#### Requirements:
Output all of the entries below precisely as written.

+ + +

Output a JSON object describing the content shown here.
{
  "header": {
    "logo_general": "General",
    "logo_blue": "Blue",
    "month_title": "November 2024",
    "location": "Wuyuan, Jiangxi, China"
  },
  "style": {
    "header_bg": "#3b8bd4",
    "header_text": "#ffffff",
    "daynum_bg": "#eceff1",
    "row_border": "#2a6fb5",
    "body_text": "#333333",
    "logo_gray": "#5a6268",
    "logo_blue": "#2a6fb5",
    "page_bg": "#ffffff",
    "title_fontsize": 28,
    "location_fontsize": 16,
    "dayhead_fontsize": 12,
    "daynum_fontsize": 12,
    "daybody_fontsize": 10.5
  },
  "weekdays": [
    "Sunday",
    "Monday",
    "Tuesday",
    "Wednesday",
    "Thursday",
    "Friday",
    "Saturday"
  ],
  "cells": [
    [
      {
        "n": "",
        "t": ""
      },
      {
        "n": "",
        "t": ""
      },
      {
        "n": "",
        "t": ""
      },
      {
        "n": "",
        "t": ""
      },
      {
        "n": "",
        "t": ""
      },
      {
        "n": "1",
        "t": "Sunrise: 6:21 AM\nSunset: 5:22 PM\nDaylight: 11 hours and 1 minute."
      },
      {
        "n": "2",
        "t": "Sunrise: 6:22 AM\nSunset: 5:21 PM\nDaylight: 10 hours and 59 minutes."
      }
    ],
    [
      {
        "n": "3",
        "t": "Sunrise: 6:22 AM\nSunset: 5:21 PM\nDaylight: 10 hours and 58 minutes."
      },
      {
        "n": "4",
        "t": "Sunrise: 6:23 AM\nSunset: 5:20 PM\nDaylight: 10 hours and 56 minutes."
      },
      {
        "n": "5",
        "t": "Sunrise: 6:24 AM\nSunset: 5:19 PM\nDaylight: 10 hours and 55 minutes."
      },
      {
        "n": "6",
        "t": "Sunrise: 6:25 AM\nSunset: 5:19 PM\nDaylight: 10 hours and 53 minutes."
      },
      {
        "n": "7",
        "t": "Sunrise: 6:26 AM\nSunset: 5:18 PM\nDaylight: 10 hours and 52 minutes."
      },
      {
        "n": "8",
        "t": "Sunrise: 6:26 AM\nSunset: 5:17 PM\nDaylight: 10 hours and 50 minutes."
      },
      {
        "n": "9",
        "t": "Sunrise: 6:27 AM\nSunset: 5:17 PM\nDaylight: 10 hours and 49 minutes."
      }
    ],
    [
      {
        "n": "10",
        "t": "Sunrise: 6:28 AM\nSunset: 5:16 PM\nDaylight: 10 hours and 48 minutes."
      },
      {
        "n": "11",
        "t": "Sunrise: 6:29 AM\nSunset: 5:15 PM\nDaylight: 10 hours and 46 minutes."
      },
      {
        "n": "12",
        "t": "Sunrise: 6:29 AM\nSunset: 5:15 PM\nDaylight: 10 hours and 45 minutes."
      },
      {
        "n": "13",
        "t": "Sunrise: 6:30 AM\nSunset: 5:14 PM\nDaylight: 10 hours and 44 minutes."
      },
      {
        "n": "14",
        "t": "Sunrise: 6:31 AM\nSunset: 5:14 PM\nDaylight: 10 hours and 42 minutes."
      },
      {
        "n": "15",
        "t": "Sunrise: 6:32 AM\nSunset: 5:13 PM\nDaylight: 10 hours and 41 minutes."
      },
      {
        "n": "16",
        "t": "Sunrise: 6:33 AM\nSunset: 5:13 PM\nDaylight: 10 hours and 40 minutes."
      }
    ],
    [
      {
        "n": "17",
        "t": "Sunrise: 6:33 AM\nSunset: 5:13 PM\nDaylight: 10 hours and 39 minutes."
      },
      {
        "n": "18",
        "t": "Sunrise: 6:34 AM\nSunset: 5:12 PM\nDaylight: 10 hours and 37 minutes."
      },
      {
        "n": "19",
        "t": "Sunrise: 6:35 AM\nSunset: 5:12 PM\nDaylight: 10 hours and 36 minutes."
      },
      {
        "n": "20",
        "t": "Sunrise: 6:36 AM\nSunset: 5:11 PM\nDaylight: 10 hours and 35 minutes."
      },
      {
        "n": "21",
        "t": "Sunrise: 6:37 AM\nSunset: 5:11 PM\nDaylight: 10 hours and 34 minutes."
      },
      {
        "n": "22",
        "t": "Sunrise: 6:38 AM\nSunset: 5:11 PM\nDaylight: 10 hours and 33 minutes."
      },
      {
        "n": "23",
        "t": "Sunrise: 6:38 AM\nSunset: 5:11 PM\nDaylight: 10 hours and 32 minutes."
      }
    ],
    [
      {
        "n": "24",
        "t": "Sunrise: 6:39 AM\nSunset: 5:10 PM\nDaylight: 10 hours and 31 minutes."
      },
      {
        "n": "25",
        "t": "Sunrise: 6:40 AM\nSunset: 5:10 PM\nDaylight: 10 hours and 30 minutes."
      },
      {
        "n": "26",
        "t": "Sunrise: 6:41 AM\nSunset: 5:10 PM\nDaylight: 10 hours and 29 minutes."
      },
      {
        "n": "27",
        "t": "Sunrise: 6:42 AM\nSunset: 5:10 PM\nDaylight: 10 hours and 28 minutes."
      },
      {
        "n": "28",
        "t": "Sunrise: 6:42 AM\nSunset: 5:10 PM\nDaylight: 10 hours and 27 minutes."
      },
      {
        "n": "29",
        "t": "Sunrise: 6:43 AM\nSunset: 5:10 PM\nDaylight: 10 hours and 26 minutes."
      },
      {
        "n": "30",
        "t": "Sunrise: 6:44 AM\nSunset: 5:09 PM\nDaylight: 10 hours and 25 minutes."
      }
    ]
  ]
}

+ + +

#### Written solution:
Output a JSON object describing the content shown here.
{
  "header": {
    "logo_general": "General",
    "logo_blue": "Blue",
    "month_title": "November 2024",
    "location": "Wuyuan, Jiangxi, China"
  },
  "style": {
    "header_bg": "#3b8bd4",
    "header_text": "#ffffff",
    "daynum_bg": "#eceff1",
    "row_border": "#2a6fb5",
    "body_text": "#333333",
    "logo_gray": "#5a6268",
    "logo_blue": "#2a6fb5",
    "page_bg": "#ffffff",
    "title_fontsize": 28,
    "location_fontsize": 16,
    "dayhead_fontsize": 12,
    "daynum_fontsize": 12,
    "daybody_fontsize": 10.5
  },
  "weekdays": [
    "Sunday",
    "Monday",
    "Tuesday",
    "Wednesday",
    "Thursday",
    "Friday",
    "Saturday"
  ],
  "cells": [
    [
      {
        "n": "",
        "t": ""
      },
      {
        "n": "",
        "t": ""
      },
      {
        "n": "",
        "t": ""
      },
      {
        "n": "",
        "t": ""
      },
      {
        "n": "",
        "t": ""
      },
      {
        "n": "1",
        "t": "Sunrise: 6:21 AM\nSunset: 5:22 PM\nDaylight: 11 hours and 1 minute."
      },
      {
        "n": "2",
        "t": "Sunrise: 6:22 AM\nSunset: 5:21 PM\nDaylight: 10 hours and 59 minutes."
      }
    ],
    [
      {
        "n": "3",
        "t": "Sunrise: 6:22 AM\nSunset: 5:21 PM\nDaylight: 10 hours and 58 minutes."
      },
      {
        "n": "4",
        "t": "Sunrise: 6:23 AM\nSunset: 5:20 PM\nDaylight: 10 hours and 56 minutes."
      },
      {
        "n": "5",
        "t": "Sunrise: 6:24 AM\nSunset: 5:19 PM\nDaylight: 10 hours and 55 minutes."
      },
      {
        "n": "6",
        "t": "Sunrise: 6:25 AM\nSunset: 5:19 PM\nDaylight: 10 hours and 53 minutes."
      },
      {
        "n": "7",
        "t": "Sunrise: 6:26 AM\nSunset: 5:18 PM\nDaylight: 10 hours and 52 minutes."
      },
      {
        "n": "8",
        "t": "Sunrise: 6:26 AM\nSunset: 5:17 PM\nDaylight: 10 hours and 50 minutes."
      },
      {
        "n": "9",
        "t": "Sunrise: 6:27 AM\nSunset: 5:17 PM\nDaylight: 10 hours and 49 minutes."
      }
    ],
    [
      {
        "n": "10",
        "t": "Sunrise: 6:28 AM\nSunset: 5:16 PM\nDaylight: 10 hours and 48 minutes."
      },
      {
        "n": "11",
        "t": "Sunrise: 6:29 AM\nSunset: 5:15 PM\nDaylight: 10 hours and 46 minutes."
      },
      {
        "n": "12",
        "t": "Sunrise: 6:29 AM\nSunset: 5:15 PM\nDaylight: 10 hours and 45 minutes."
      },
      {
        "n": "13",
        "t": "Sunrise: 6:30 AM\nSunset: 5:14 PM\nDaylight: 10 hours and 44 minutes."
      },
      {
        "n": "14",
        "t": "Sunrise: 6:31 AM\nSunset: 5:14 PM\nDaylight: 10 hours and 42 minutes."
      },
      {
        "n": "15",
        "t": "Sunrise: 6:32 AM\nSunset: 5:13 PM\nDaylight: 10 hours and 41 minutes."
      },
      {
        "n": "16",
        "t": "Sunrise: 6:33 AM\nSunset: 5:13 PM\nDaylight: 10 hours and 40 minutes."
      }
    ],
    [
      {
        "n": "17",
        "t": "Sunrise: 6:33 AM\nSunset: 5:13 PM\nDaylight: 10 hours and 39 minutes."
      },
      {
        "n": "18",
        "t": "Sunrise: 6:34 AM\nSunset: 5:12 PM\nDaylight: 10 hours and 37 minutes."
      },
      {
        "n": "19",
        "t": "Sunrise: 6:35 AM\nSunset: 5:12 PM\nDaylight: 10 hours and 36 minutes."
      },
      {
        "n": "20",
        "t": "Sunrise: 6:36 AM\nSunset: 5:11 PM\nDaylight: 10 hours and 35 minutes."
      },
      {
        "n": "21",
        "t": "Sunrise: 6:37 AM\nSunset: 5:11 PM\nDaylight: 10 hours and 34 minutes."
      },
      {
        "n": "22",
        "t": "Sunrise: 6:38 AM\nSunset: 5:11 PM\nDaylight: 10 hours and 33 minutes."
      },
      {
        "n": "23",
        "t": "Sunrise: 6:38 AM\nSunset: 5:11 PM\nDaylight: 10 hours and 32 minutes."
      }
    ],
    [
      {
        "n": "24",
        "t": "Sunrise: 6:39 AM\nSunset: 5:10 PM\nDaylight: 10 hours and 31 minutes."
      },
      {
        "n": "25",
        "t": "Sunrise: 6:40 AM\nSunset: 5:10 PM\nDaylight: 10 hours and 30 minutes."
      },
      {
        "n": "26",
        "t": "Sunrise: 6:41 AM\nSunset: 5:10 PM\nDaylight: 10 hours and 29 minutes."
      },
      {
        "n": "27",
        "t": "Sunrise: 6:42 AM\nSunset: 5:10 PM\nDaylight: 10 hours and 28 minutes."
      },
      {
        "n": "28",
        "t": "Sunrise: 6:42 AM\nSunset: 5:10 PM\nDaylight: 10 hours and 27 minutes."
      },
      {
        "n": "29",
        "t": "Sunrise: 6:43 AM\nSunset: 5:10 PM\nDaylight: 10 hours and 26 minutes."
      },
      {
        "n": "30",
        "t": "Sunrise: 6:44 AM\nSunset: 5:09 PM\nDaylight: 10 hours and 25 minutes."
      }
    ]
  ]
}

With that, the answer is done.